- Given exercise
Copy each line below in which the word "impacts" occurs.

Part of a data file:
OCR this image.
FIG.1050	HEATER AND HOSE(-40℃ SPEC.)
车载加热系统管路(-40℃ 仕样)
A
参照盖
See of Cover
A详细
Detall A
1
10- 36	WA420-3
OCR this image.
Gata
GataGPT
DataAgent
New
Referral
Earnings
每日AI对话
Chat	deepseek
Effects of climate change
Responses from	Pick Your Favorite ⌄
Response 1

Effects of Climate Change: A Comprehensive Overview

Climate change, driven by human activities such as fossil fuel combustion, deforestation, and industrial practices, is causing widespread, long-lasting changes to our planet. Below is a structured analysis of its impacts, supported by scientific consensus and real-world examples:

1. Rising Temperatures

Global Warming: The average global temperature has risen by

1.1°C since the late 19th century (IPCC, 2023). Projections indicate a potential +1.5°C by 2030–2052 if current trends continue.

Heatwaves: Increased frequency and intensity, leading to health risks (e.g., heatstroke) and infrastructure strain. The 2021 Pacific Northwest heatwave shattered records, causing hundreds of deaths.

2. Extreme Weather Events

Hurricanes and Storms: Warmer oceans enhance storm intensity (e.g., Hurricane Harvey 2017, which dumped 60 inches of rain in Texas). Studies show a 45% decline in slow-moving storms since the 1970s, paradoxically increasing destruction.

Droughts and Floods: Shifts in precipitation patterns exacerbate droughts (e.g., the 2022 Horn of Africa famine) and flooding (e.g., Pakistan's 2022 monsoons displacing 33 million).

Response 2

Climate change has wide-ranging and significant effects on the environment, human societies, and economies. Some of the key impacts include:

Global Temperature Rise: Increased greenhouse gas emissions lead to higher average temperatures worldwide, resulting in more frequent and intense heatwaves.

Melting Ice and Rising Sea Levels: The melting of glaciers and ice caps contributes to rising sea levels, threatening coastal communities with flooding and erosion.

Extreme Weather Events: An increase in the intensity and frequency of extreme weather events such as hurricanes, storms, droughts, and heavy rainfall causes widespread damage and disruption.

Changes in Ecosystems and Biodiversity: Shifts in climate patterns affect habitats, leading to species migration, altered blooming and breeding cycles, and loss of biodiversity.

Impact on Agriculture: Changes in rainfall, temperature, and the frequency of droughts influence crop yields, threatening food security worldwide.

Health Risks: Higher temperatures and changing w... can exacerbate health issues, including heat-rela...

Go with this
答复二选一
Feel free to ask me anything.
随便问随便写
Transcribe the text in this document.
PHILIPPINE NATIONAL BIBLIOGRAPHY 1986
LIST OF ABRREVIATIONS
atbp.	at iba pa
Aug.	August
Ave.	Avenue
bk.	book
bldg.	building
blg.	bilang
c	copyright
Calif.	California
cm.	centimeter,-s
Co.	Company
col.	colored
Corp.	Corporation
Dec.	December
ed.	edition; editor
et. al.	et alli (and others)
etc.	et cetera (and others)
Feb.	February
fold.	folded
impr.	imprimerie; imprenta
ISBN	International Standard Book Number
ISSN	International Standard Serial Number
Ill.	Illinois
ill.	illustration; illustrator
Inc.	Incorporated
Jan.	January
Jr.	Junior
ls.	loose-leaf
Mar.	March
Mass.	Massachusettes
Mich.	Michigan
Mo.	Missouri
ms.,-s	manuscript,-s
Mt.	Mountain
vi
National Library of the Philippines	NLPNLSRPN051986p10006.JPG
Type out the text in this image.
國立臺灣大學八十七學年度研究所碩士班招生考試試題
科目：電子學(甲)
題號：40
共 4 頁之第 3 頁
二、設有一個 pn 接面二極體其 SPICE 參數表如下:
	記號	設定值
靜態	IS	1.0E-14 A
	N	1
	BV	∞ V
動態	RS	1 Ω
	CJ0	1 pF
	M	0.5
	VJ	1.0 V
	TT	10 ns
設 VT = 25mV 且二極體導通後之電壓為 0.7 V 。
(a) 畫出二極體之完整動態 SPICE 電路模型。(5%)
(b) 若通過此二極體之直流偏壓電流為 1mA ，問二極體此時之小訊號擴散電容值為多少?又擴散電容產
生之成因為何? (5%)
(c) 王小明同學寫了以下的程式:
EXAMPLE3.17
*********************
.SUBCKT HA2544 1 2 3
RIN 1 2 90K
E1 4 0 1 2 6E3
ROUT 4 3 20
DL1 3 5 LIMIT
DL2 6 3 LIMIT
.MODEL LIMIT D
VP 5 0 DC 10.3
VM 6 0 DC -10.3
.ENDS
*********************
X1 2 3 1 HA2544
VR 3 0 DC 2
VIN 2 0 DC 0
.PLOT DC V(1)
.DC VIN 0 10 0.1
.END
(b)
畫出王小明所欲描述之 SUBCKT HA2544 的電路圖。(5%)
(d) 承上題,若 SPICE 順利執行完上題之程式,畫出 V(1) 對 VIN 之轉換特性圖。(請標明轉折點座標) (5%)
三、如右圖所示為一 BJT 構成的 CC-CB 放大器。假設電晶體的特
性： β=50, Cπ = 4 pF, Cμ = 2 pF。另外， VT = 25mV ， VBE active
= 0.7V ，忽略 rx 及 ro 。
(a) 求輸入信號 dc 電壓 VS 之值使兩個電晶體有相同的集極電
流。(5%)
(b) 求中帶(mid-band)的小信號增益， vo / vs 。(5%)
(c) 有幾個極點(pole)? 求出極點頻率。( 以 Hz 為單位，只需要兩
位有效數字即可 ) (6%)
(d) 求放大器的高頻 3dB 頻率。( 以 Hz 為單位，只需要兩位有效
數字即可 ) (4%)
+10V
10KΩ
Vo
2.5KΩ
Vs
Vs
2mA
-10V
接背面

- The result
Climate change, driven by human activities such as fossil fuel combustion, deforestation, and industrial practices, is causing widespread, long-lasting changes to our planet. Below is a structured analysis of its impacts, supported by scientific consensus and real-world examples:
Climate change has wide-ranging and significant effects on the environment, human societies, and economies. Some of the key impacts include:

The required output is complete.